• **Zitierter Abschnitt**
---

Die Rechtsfolgen eines Betriebsübergangs sind in § 613 a Bürgerliches Gesetzbuch (BGB) geregelt. Kommt es zu einem solchen Betriebsübergang, geht das Arbeitsverhältnis mit allen Rechten und Pflichten auf den Betriebserwerber über. Der Arbeitnehmer hat allerdings die Möglichkeit, diesem Betriebsübergang zu widersprechen. In einem für die Praxis bedeutsamen Urteil hatte sich das Bundesarbeitsgericht nun mit der Frage zu befassen, ob der nachträgliche Widerruf eines solchen Widerspruchs zulässig und möglich ist (Bundesarbeitsgericht, Urt. v. 30.10.2003 – 8 AZR 491/02 -, NZA 2004, 481).
Der Sachverhalt der Entscheidung (verkürzt):
Der Arbeitnehmer war bei einer GmbH und Co. KG im Bereich Verkehrstechnik beschäftigt. Dieser Bereich wurde zum 1. Mai 2001 veräußert. Dem Übergang seines Arbeitsverhältnisses auf diesen Betriebserwerber widersprach der Arbeitnehmer fristgerecht gegenüber der KG mit Schreiben vom 20. März 2001.
Am 10. April 2001 widerrief der Kläger gegenüber der KG seinen Widerspruch und bat um Rücknahme der Kündigung. Noch am gleichen Tage stimmt die KG dem Widerruf zu und erklärte die Kündigung für gegenstandslos. Sie wies den Arbeitnehmer weiter darauf hin, dass ein Arbeitsverhältnis mit ihr zum 30. April 2001 ende und auf die Beklagte (den Betriebserwerber) übergehe.
Der Betriebserwerber lehne jegliches Arbeitsangebot des klagenden Arbeitnehmers ab. Daraufhin erhob der Arbeitnehmer Klage beim zuständigen Arbeitsgericht. Er begehrte die Feststellung, dass aufgrund des Betriebsübergangs ein Arbeitsverhältnis mit dem Betriebserwerber zustande gekommen ist.
Arbeitsgericht und Landesarbeitsgericht haben die Klage abgewiesen.
Die Entscheidung:
Die Revision vor dem Bundesarbeitsgericht hatte ebenfalls keinen Erfolg. Im Einzelnen:
I. Betriebsübergang und Widerspruchsrecht
Die Möglichkeit eines Arbeitnehmers, dem Übergang seines Arbeitsverhältnisses bei Betriebsübergang auf einen Erwerber zu widersprechen, entspricht der ständigen Rechtspraxis seit in Kraft treten des § 613 a BGB. Mit Wirkung zum 1. April 2002 wurde zudem die für den Betriebsübergang maßgebliche Vorschrift des § 613 a BGB durch zwei weitere neue Absätze 5 und 6 ergänzt. Das richterlich anerkannte Widerspruchsrecht der Arbeitnehmer wurde nunmehr auch in § 613 a Abs. 6 BGB gesetzlich geregelt.

---

• **Mitgelieferte Daten**

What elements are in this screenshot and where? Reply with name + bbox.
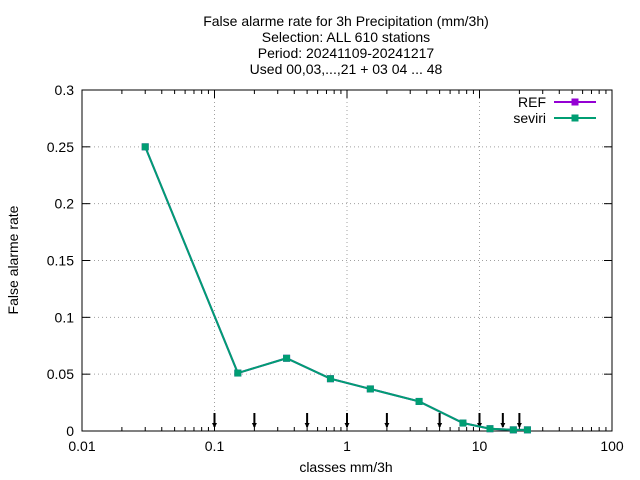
y-tick-label: 0 [66, 423, 74, 439]
y-axis-label: False alarme rate [5, 205, 21, 314]
tick-labels: 0 0.05 0.1 0.15 0.2 0.25 0.3 0.01 0.1 1 10 100 [47, 82, 624, 454]
data-point-seviri [486, 425, 494, 433]
data-point-seviri [326, 375, 334, 383]
threshold-marker-head [477, 423, 482, 428]
threshold-marker-head [251, 423, 257, 428]
data-point-seviri [283, 354, 291, 362]
y-tick-label: 0.25 [47, 139, 74, 155]
chart-title: False alarme rate for 3h Precipitation (… [203, 13, 489, 77]
data-point-seviri [459, 419, 467, 427]
x-tick-label: 1 [343, 438, 351, 454]
legend-marker [571, 98, 579, 106]
grid [82, 90, 612, 431]
legend-label: REF [518, 94, 546, 110]
x-tick-label: 10 [472, 438, 488, 454]
data-point-seviri [141, 143, 149, 151]
title-line: Selection: ALL 610 stations [262, 29, 430, 45]
y-tick-label: 0.1 [55, 309, 75, 325]
series-line-seviri [144, 146, 528, 431]
threshold-marker-head [304, 423, 310, 428]
y-tick-label: 0.15 [47, 253, 74, 269]
threshold-marker-head [500, 423, 506, 428]
y-tick-label: 0.3 [55, 82, 75, 98]
title-line: Used 00,03,...,21 + 03 04 ... 48 [250, 61, 443, 77]
legend-label: seviri [513, 110, 546, 126]
threshold-marker-head [437, 423, 443, 428]
y-tick-label: 0.05 [47, 366, 74, 382]
threshold-marker-head [516, 423, 522, 428]
data-point-seviri [509, 426, 517, 434]
threshold-marker-head [384, 423, 390, 428]
data-point-seviri [523, 426, 531, 434]
title-line: False alarme rate for 3h Precipitation (… [203, 13, 489, 29]
series [141, 143, 531, 434]
legend-marker [571, 114, 579, 122]
x-tick-label: 0.1 [205, 438, 225, 454]
data-point-seviri [415, 397, 423, 405]
x-tick-label: 100 [600, 438, 624, 454]
axes [81, 89, 613, 432]
x-tick-label: 0.01 [68, 438, 95, 454]
threshold-marker-head [344, 423, 350, 428]
threshold-markers [212, 413, 522, 428]
threshold-marker-head [212, 423, 217, 428]
data-point-seviri [366, 385, 374, 393]
y-tick-label: 0.2 [55, 196, 75, 212]
title-line: Period: 20241109-20241217 [258, 45, 435, 61]
x-axis-label: classes mm/3h [299, 459, 392, 475]
data-point-seviri [234, 369, 242, 377]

---

• **Gestellte Aufgabe 1**
Übersetze den Satz „Arbeitsgericht und Landesarbeitsgericht haben die Klage abgewiesen.“ aus dem Text zum Betriebsübergang ins Englische.
• **Gestellte Aufgabe 2**
Schreib aus dem Text zum Betriebsübergang alles von „Der Betriebserwerber lehne“ bis hinunter zu „die Klage abgewiesen.“ genau ab.
Halte dich dabei nur an den Text zum Betriebsübergang.

• **Richtiges Ergebnis 1**
The labor court and the state labor court dismissed the action.

• **Richtiges Ergebnis 2**
Der Betriebserwerber lehne jegliches Arbeitsangebot des klagenden Arbeitnehmers ab. Daraufhin erhob der Arbeitnehmer Klage beim zuständigen Arbeitsgericht. Er begehrte die Feststellung, dass aufgrund des Betriebsübergangs ein Arbeitsverhältnis mit dem Betriebserwerber zustande gekommen ist.
Arbeitsgericht und Landesarbeitsgericht haben die Klage abgewiesen.